▶ SET TASK: Extract from the listing each line in which the word "Length" appears.

-- start RECORDS SUPPLIED --

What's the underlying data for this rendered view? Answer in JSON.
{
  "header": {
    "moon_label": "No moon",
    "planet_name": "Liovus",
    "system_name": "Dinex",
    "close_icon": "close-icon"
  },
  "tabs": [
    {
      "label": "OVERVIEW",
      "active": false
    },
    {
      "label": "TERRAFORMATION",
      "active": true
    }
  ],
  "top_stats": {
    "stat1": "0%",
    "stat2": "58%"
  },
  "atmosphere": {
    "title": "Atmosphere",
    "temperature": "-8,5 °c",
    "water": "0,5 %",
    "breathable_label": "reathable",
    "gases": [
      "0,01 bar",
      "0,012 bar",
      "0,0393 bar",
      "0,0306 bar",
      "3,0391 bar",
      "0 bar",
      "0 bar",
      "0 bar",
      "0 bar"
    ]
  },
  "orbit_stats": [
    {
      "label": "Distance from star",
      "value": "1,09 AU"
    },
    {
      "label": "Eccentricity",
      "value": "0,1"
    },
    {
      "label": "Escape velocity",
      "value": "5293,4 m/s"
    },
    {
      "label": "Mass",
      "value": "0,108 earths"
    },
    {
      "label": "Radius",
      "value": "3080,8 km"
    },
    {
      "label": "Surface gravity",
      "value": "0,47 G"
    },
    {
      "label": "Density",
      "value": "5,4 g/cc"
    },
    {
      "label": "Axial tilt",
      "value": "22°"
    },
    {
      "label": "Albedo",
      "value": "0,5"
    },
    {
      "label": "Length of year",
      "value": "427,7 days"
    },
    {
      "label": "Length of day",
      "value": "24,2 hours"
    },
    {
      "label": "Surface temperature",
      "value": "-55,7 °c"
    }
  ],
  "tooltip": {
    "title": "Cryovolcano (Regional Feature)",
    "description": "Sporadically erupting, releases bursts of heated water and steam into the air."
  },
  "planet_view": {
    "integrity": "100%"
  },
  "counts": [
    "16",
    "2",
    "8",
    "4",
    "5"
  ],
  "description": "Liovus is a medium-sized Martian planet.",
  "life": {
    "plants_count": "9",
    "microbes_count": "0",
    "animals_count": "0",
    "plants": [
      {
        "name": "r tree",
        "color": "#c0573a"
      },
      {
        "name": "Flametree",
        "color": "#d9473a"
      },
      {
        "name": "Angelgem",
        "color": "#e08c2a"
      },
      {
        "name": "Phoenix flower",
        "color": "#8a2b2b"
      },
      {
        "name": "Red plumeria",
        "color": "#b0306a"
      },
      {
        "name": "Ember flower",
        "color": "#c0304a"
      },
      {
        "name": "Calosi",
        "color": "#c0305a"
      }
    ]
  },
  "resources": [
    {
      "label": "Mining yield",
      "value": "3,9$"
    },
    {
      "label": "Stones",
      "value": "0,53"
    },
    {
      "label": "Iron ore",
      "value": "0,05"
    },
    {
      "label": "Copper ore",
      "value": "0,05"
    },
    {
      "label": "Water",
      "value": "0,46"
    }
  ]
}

-- end RECORDS SUPPLIED --

▶ THE ANSWER:
      "label": "Length of year",
      "label": "Length of day",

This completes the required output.